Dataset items
++++++++++

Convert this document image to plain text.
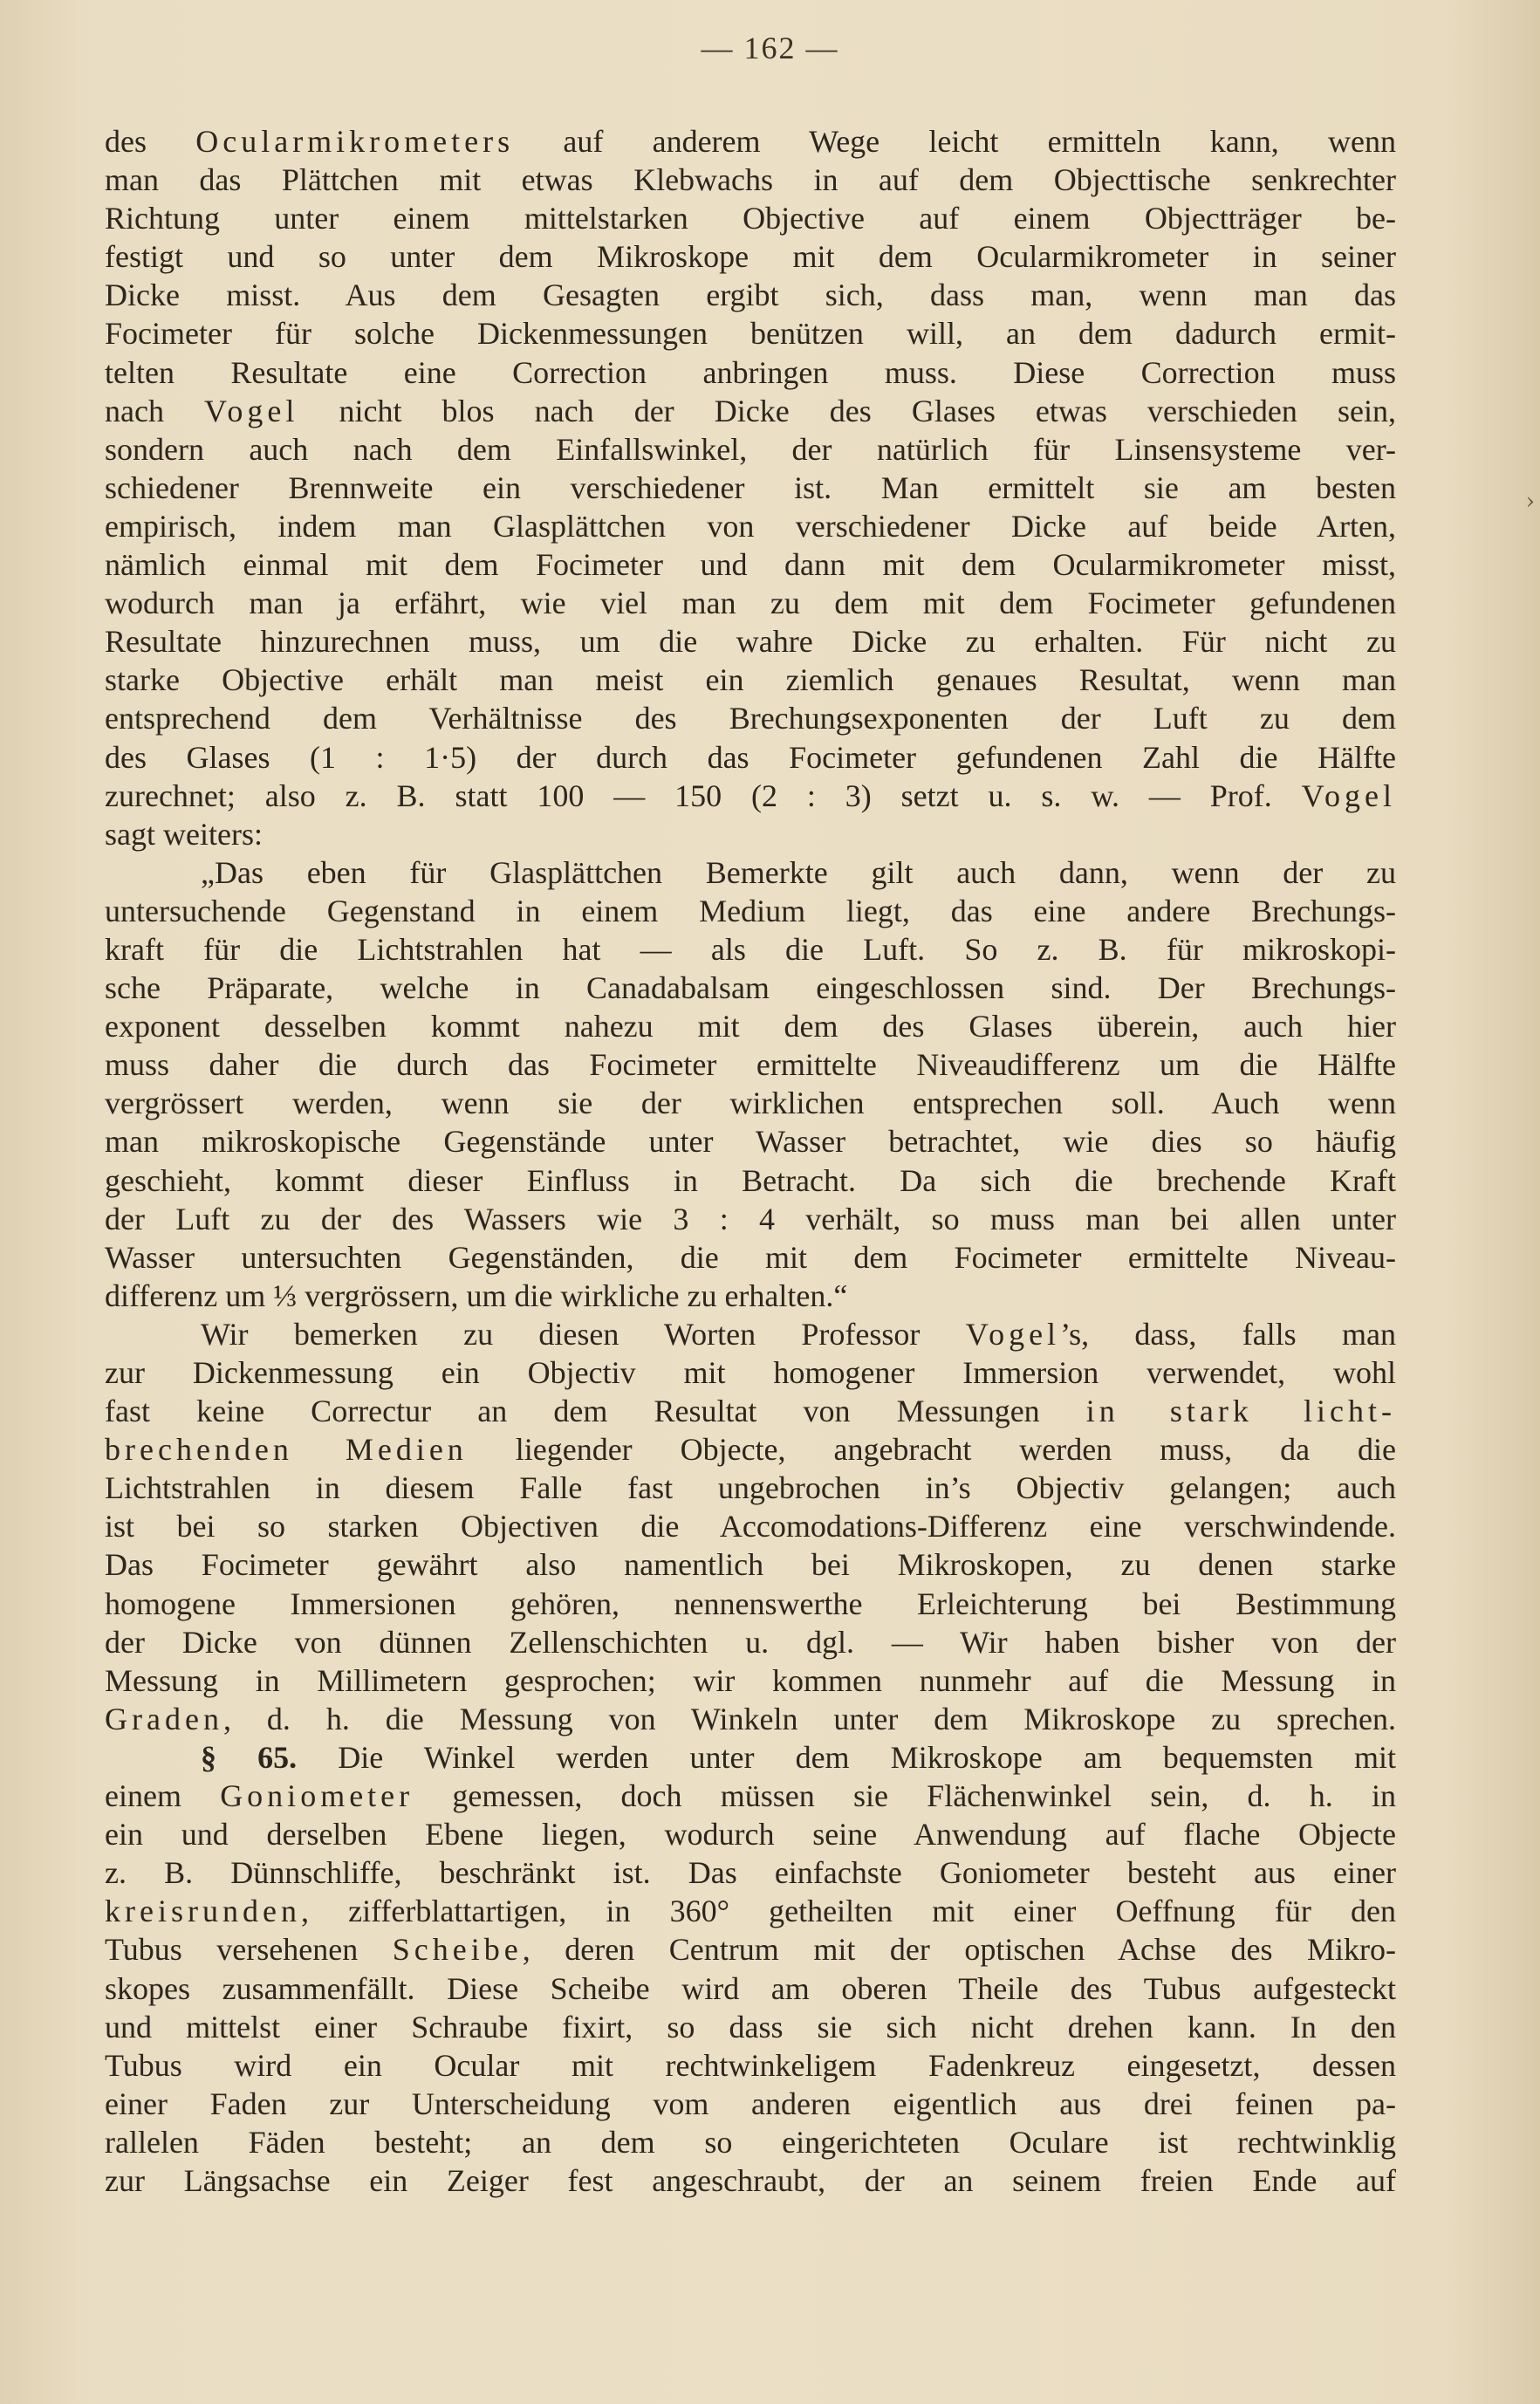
— 162 —
›
des Ocularmikrometers auf anderem Wege leicht ermitteln kann, wenn
man das Plättchen mit etwas Klebwachs in auf dem Objecttische senkrechter
Richtung unter einem mittelstarken Objective auf einem Objectträger be-
festigt und so unter dem Mikroskope mit dem Ocularmikrometer in seiner
Dicke misst. Aus dem Gesagten ergibt sich, dass man, wenn man das
Focimeter für solche Dickenmessungen benützen will, an dem dadurch ermit-
telten Resultate eine Correction anbringen muss. Diese Correction muss
nach Vogel nicht blos nach der Dicke des Glases etwas verschieden sein,
sondern auch nach dem Einfallswinkel, der natürlich für Linsensysteme ver-
schiedener Brennweite ein verschiedener ist. Man ermittelt sie am besten
empirisch, indem man Glasplättchen von verschiedener Dicke auf beide Arten,
nämlich einmal mit dem Focimeter und dann mit dem Ocularmikrometer misst,
wodurch man ja erfährt, wie viel man zu dem mit dem Focimeter gefundenen
Resultate hinzurechnen muss, um die wahre Dicke zu erhalten. Für nicht zu
starke Objective erhält man meist ein ziemlich genaues Resultat, wenn man
entsprechend dem Verhältnisse des Brechungsexponenten der Luft zu dem
des Glases (1 : 1·5) der durch das Focimeter gefundenen Zahl die Hälfte
zurechnet; also z. B. statt 100 — 150 (2 : 3) setzt u. s. w. — Prof. Vogel
sagt weiters:
„Das eben für Glasplättchen Bemerkte gilt auch dann, wenn der zu
untersuchende Gegenstand in einem Medium liegt, das eine andere Brechungs-
kraft für die Lichtstrahlen hat — als die Luft. So z. B. für mikroskopi-
sche Präparate, welche in Canadabalsam eingeschlossen sind. Der Brechungs-
exponent desselben kommt nahezu mit dem des Glases überein, auch hier
muss daher die durch das Focimeter ermittelte Niveaudifferenz um die Hälfte
vergrössert werden, wenn sie der wirklichen entsprechen soll. Auch wenn
man mikroskopische Gegenstände unter Wasser betrachtet, wie dies so häufig
geschieht, kommt dieser Einfluss in Betracht. Da sich die brechende Kraft
der Luft zu der des Wassers wie 3 : 4 verhält, so muss man bei allen unter
Wasser untersuchten Gegenständen, die mit dem Focimeter ermittelte Niveau-
differenz um ⅓ vergrössern, um die wirkliche zu erhalten.“
Wir bemerken zu diesen Worten Professor Vogel’s, dass, falls man
zur Dickenmessung ein Objectiv mit homogener Immersion verwendet, wohl
fast keine Correctur an dem Resultat von Messungen in stark licht-
brechenden Medien liegender Objecte, angebracht werden muss, da die
Lichtstrahlen in diesem Falle fast ungebrochen in’s Objectiv gelangen; auch
ist bei so starken Objectiven die Accomodations-Differenz eine verschwindende.
Das Focimeter gewährt also namentlich bei Mikroskopen, zu denen starke
homogene Immersionen gehören, nennenswerthe Erleichterung bei Bestimmung
der Dicke von dünnen Zellenschichten u. dgl. — Wir haben bisher von der
Messung in Millimetern gesprochen; wir kommen nunmehr auf die Messung in
Graden, d. h. die Messung von Winkeln unter dem Mikroskope zu sprechen.
§ 65. Die Winkel werden unter dem Mikroskope am bequemsten mit
einem Goniometer gemessen, doch müssen sie Flächenwinkel sein, d. h. in
ein und derselben Ebene liegen, wodurch seine Anwendung auf flache Objecte
z. B. Dünnschliffe, beschränkt ist. Das einfachste Goniometer besteht aus einer
kreisrunden, zifferblattartigen, in 360° getheilten mit einer Oeffnung für den
Tubus versehenen Scheibe, deren Centrum mit der optischen Achse des Mikro-
skopes zusammenfällt. Diese Scheibe wird am oberen Theile des Tubus aufgesteckt
und mittelst einer Schraube fixirt, so dass sie sich nicht drehen kann. In den
Tubus wird ein Ocular mit rechtwinkeligem Fadenkreuz eingesetzt, dessen
einer Faden zur Unterscheidung vom anderen eigentlich aus drei feinen pa-
rallelen Fäden besteht; an dem so eingerichteten Oculare ist rechtwinklig
zur Längsachse ein Zeiger fest angeschraubt, der an seinem freien Ende auf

++++++++++

→ Objective
Repeat the lines above exactly, and keep every picture out.

→ Solution
Convert this document image to plain text.
— 162 —
›
des Ocularmikrometers auf anderem Wege leicht ermitteln kann, wenn
man das Plättchen mit etwas Klebwachs in auf dem Objecttische senkrechter
Richtung unter einem mittelstarken Objective auf einem Objectträger be-
festigt und so unter dem Mikroskope mit dem Ocularmikrometer in seiner
Dicke misst. Aus dem Gesagten ergibt sich, dass man, wenn man das
Focimeter für solche Dickenmessungen benützen will, an dem dadurch ermit-
telten Resultate eine Correction anbringen muss. Diese Correction muss
nach Vogel nicht blos nach der Dicke des Glases etwas verschieden sein,
sondern auch nach dem Einfallswinkel, der natürlich für Linsensysteme ver-
schiedener Brennweite ein verschiedener ist. Man ermittelt sie am besten
empirisch, indem man Glasplättchen von verschiedener Dicke auf beide Arten,
nämlich einmal mit dem Focimeter und dann mit dem Ocularmikrometer misst,
wodurch man ja erfährt, wie viel man zu dem mit dem Focimeter gefundenen
Resultate hinzurechnen muss, um die wahre Dicke zu erhalten. Für nicht zu
starke Objective erhält man meist ein ziemlich genaues Resultat, wenn man
entsprechend dem Verhältnisse des Brechungsexponenten der Luft zu dem
des Glases (1 : 1·5) der durch das Focimeter gefundenen Zahl die Hälfte
zurechnet; also z. B. statt 100 — 150 (2 : 3) setzt u. s. w. — Prof. Vogel
sagt weiters:
„Das eben für Glasplättchen Bemerkte gilt auch dann, wenn der zu
untersuchende Gegenstand in einem Medium liegt, das eine andere Brechungs-
kraft für die Lichtstrahlen hat — als die Luft. So z. B. für mikroskopi-
sche Präparate, welche in Canadabalsam eingeschlossen sind. Der Brechungs-
exponent desselben kommt nahezu mit dem des Glases überein, auch hier
muss daher die durch das Focimeter ermittelte Niveaudifferenz um die Hälfte
vergrössert werden, wenn sie der wirklichen entsprechen soll. Auch wenn
man mikroskopische Gegenstände unter Wasser betrachtet, wie dies so häufig
geschieht, kommt dieser Einfluss in Betracht. Da sich die brechende Kraft
der Luft zu der des Wassers wie 3 : 4 verhält, so muss man bei allen unter
Wasser untersuchten Gegenständen, die mit dem Focimeter ermittelte Niveau-
differenz um ⅓ vergrössern, um die wirkliche zu erhalten.“
Wir bemerken zu diesen Worten Professor Vogel’s, dass, falls man
zur Dickenmessung ein Objectiv mit homogener Immersion verwendet, wohl
fast keine Correctur an dem Resultat von Messungen in stark licht-
brechenden Medien liegender Objecte, angebracht werden muss, da die
Lichtstrahlen in diesem Falle fast ungebrochen in’s Objectiv gelangen; auch
ist bei so starken Objectiven die Accomodations-Differenz eine verschwindende.
Das Focimeter gewährt also namentlich bei Mikroskopen, zu denen starke
homogene Immersionen gehören, nennenswerthe Erleichterung bei Bestimmung
der Dicke von dünnen Zellenschichten u. dgl. — Wir haben bisher von der
Messung in Millimetern gesprochen; wir kommen nunmehr auf die Messung in
Graden, d. h. die Messung von Winkeln unter dem Mikroskope zu sprechen.
§ 65. Die Winkel werden unter dem Mikroskope am bequemsten mit
einem Goniometer gemessen, doch müssen sie Flächenwinkel sein, d. h. in
ein und derselben Ebene liegen, wodurch seine Anwendung auf flache Objecte
z. B. Dünnschliffe, beschränkt ist. Das einfachste Goniometer besteht aus einer
kreisrunden, zifferblattartigen, in 360° getheilten mit einer Oeffnung für den
Tubus versehenen Scheibe, deren Centrum mit der optischen Achse des Mikro-
skopes zusammenfällt. Diese Scheibe wird am oberen Theile des Tubus aufgesteckt
und mittelst einer Schraube fixirt, so dass sie sich nicht drehen kann. In den
Tubus wird ein Ocular mit rechtwinkeligem Fadenkreuz eingesetzt, dessen
einer Faden zur Unterscheidung vom anderen eigentlich aus drei feinen pa-
rallelen Fäden besteht; an dem so eingerichteten Oculare ist rechtwinklig
zur Längsachse ein Zeiger fest angeschraubt, der an seinem freien Ende auf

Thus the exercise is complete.